[Dataset rows]
= = = = =

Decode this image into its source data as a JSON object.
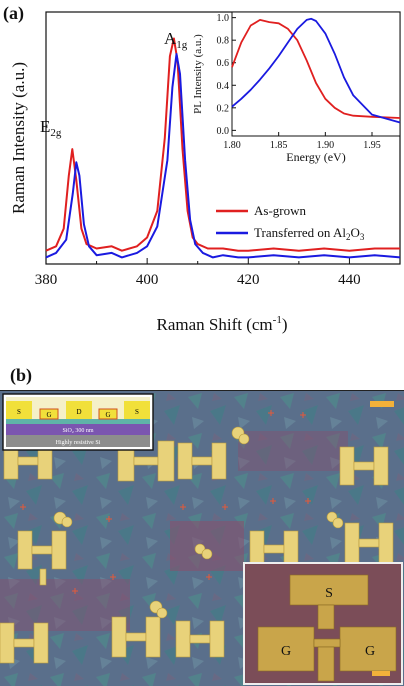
{
  "panel_a": {
    "label": "(a)",
    "chart_data": {
      "type": "line",
      "title": "",
      "xlabel": "Raman Shift (cm",
      "xlabel_sup": "-1",
      "xlabel_close": ")",
      "ylabel": "Raman Intensity (a.u.)",
      "xlim": [
        380,
        450
      ],
      "x_ticks": [
        "380",
        "400",
        "420",
        "440"
      ],
      "annotations": [
        {
          "text": "E",
          "sub": "2g",
          "x": 385
        },
        {
          "text": "A",
          "sub": "1g",
          "x": 405.5
        }
      ],
      "series": [
        {
          "name": "As-grown",
          "color": "#e02020",
          "x": [
            380,
            382,
            383.5,
            384.5,
            385.2,
            386,
            387,
            388,
            390,
            393,
            395,
            398,
            400,
            402,
            403.5,
            404.5,
            405.3,
            406,
            407,
            408,
            409,
            410,
            412,
            415,
            418,
            420,
            425,
            430,
            435,
            440,
            445,
            450
          ],
          "y": [
            0.04,
            0.06,
            0.14,
            0.38,
            0.5,
            0.36,
            0.14,
            0.07,
            0.05,
            0.06,
            0.04,
            0.06,
            0.1,
            0.22,
            0.55,
            0.92,
            1.0,
            0.9,
            0.5,
            0.22,
            0.1,
            0.07,
            0.05,
            0.05,
            0.04,
            0.04,
            0.05,
            0.04,
            0.05,
            0.04,
            0.05,
            0.05
          ]
        },
        {
          "name": "Transferred on Al",
          "name_sub": "2",
          "name_suffix": "O",
          "name_sub2": "3",
          "color": "#1a1ae0",
          "x": [
            380,
            382,
            384,
            385.3,
            386,
            386.6,
            387.5,
            388.5,
            390,
            393,
            395,
            398,
            400,
            402,
            404,
            405,
            405.8,
            406.5,
            407.5,
            408.5,
            409.5,
            411,
            413,
            415,
            418,
            420,
            425,
            430,
            435,
            440,
            445,
            450
          ],
          "y": [
            0.01,
            0.03,
            0.09,
            0.3,
            0.44,
            0.38,
            0.16,
            0.06,
            0.02,
            0.03,
            0.01,
            0.03,
            0.06,
            0.15,
            0.45,
            0.78,
            0.93,
            0.84,
            0.45,
            0.18,
            0.07,
            0.03,
            0.01,
            0.02,
            0.01,
            0.01,
            0.02,
            0.01,
            0.02,
            0.01,
            0.02,
            0.01
          ]
        }
      ],
      "legend_position": "bottom-right",
      "inset": {
        "type": "line",
        "xlabel": "Energy (eV)",
        "ylabel": "PL Intensity (a.u.)",
        "xlim": [
          1.8,
          1.98
        ],
        "ylim": [
          -0.05,
          1.05
        ],
        "x_ticks": [
          "1.80",
          "1.85",
          "1.90",
          "1.95"
        ],
        "y_ticks": [
          "0.0",
          "0.2",
          "0.4",
          "0.6",
          "0.8",
          "1.0"
        ],
        "series": [
          {
            "color": "#e02020",
            "x": [
              1.8,
              1.81,
              1.82,
              1.83,
              1.835,
              1.84,
              1.85,
              1.86,
              1.87,
              1.88,
              1.89,
              1.9,
              1.91,
              1.92,
              1.93,
              1.95,
              1.98
            ],
            "y": [
              0.56,
              0.78,
              0.93,
              0.98,
              0.97,
              0.96,
              0.95,
              0.9,
              0.8,
              0.62,
              0.42,
              0.28,
              0.2,
              0.15,
              0.13,
              0.12,
              0.11
            ]
          },
          {
            "color": "#1a1ae0",
            "x": [
              1.8,
              1.81,
              1.82,
              1.83,
              1.84,
              1.85,
              1.86,
              1.87,
              1.88,
              1.885,
              1.89,
              1.9,
              1.91,
              1.92,
              1.93,
              1.95,
              1.98
            ],
            "y": [
              0.21,
              0.28,
              0.36,
              0.45,
              0.55,
              0.66,
              0.78,
              0.9,
              0.98,
              0.99,
              0.97,
              0.86,
              0.68,
              0.47,
              0.31,
              0.14,
              0.07
            ]
          }
        ]
      }
    }
  },
  "panel_b": {
    "label": "(b)",
    "schematic": {
      "S": "S",
      "D": "D",
      "G": "G",
      "oxide": "SiO₂ 300 nm",
      "substrate": "Highly resistive Si"
    },
    "device_inset": {
      "S": "S",
      "G_left": "G",
      "G_right": "G"
    },
    "colors": {
      "bg": "#556a86",
      "gold": "#e8d27a",
      "inset_gold": "#c9a54a"
    }
  }
}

= = = = =

Find the word "Intensity" and list each line it appears in.

• [The reply]:
      "ylabel": "Raman Intensity (a.u.)",
        "ylabel": "PL Intensity (a.u.)",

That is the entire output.